● **STORED DATA**
════════
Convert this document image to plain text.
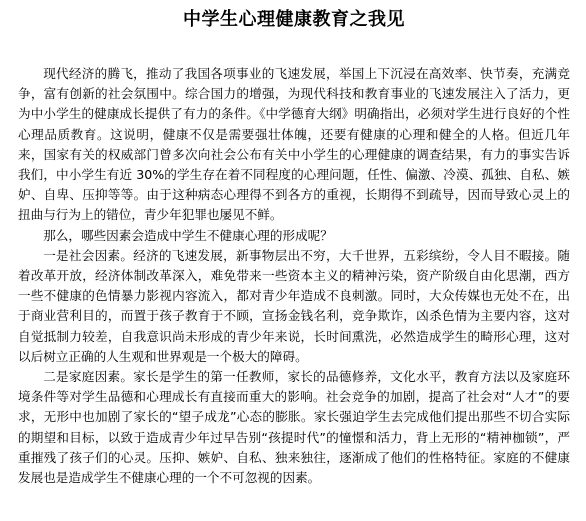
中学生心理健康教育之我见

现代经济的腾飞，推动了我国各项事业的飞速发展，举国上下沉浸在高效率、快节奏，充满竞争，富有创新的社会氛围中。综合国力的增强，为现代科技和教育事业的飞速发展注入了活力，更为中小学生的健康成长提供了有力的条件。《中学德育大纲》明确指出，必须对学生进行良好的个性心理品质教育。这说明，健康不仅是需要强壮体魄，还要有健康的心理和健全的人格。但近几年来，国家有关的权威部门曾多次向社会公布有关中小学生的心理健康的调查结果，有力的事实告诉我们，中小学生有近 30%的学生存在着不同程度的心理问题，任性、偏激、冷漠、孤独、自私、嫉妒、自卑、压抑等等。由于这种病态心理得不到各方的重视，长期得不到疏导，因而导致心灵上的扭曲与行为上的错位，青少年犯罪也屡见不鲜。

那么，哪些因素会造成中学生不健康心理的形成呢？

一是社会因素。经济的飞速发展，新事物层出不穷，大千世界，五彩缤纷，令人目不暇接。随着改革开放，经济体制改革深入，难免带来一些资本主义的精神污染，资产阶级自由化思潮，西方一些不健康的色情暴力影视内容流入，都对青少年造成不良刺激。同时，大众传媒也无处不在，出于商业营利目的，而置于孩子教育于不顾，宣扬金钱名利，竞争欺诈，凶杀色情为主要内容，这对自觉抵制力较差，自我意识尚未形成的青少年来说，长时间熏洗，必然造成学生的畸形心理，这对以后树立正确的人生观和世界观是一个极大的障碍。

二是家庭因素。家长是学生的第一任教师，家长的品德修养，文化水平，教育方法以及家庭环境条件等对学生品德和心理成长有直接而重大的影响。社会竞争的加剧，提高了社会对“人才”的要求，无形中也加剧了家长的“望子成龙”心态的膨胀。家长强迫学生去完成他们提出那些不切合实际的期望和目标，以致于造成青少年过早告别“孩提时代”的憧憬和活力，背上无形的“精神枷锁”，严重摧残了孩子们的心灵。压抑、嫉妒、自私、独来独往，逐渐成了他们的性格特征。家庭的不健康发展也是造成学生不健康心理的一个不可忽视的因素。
════════
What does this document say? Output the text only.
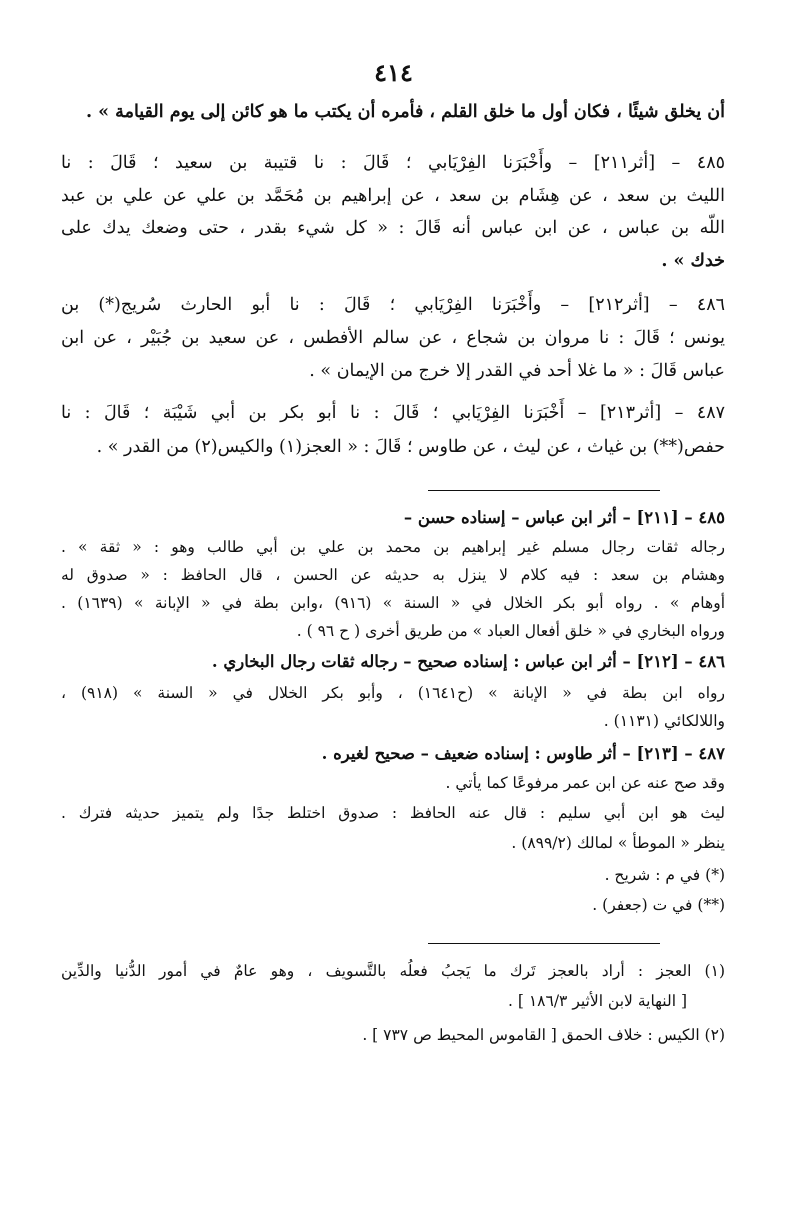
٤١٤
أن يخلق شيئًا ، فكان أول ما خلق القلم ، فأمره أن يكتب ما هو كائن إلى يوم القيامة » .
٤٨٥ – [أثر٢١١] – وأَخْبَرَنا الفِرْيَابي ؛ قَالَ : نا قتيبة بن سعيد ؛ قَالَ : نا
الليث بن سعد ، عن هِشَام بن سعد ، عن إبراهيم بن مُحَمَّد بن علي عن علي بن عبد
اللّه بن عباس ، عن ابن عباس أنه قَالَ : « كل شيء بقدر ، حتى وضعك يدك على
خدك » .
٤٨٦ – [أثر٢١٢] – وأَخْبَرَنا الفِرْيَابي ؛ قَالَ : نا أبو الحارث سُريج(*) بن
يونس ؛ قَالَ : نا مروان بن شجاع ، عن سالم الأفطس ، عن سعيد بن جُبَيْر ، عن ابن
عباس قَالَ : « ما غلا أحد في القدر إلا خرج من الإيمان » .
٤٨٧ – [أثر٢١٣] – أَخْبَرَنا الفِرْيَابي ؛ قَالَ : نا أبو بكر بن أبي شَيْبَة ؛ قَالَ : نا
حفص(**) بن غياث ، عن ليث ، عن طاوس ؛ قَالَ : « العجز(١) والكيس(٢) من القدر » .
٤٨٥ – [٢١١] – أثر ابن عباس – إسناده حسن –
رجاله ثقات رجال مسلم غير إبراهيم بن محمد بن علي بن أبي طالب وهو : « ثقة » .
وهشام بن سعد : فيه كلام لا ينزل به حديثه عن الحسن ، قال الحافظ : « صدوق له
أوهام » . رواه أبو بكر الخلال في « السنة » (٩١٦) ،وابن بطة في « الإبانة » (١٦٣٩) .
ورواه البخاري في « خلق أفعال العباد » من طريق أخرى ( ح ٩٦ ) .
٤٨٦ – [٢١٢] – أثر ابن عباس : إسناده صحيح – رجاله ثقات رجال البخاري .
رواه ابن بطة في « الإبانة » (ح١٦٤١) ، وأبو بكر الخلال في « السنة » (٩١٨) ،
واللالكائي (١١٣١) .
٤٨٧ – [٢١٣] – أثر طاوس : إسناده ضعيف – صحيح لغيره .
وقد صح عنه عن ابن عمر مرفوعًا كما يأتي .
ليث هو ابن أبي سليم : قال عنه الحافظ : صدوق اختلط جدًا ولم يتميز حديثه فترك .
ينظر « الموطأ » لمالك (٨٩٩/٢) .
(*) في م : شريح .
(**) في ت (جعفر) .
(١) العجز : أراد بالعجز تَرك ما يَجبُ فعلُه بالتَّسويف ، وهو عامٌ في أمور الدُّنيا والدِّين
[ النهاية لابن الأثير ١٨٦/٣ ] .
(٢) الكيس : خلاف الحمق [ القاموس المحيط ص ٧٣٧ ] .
════════
● **EXERCISE GOAL**
Copy each line above that contains the word "السنة".

● **FINISHED ANSWER**
أوهام » . رواه أبو بكر الخلال في « السنة » (٩١٦) ،وابن بطة في « الإبانة » (١٦٣٩) .
رواه ابن بطة في « الإبانة » (ح١٦٤١) ، وأبو بكر الخلال في « السنة » (٩١٨) ،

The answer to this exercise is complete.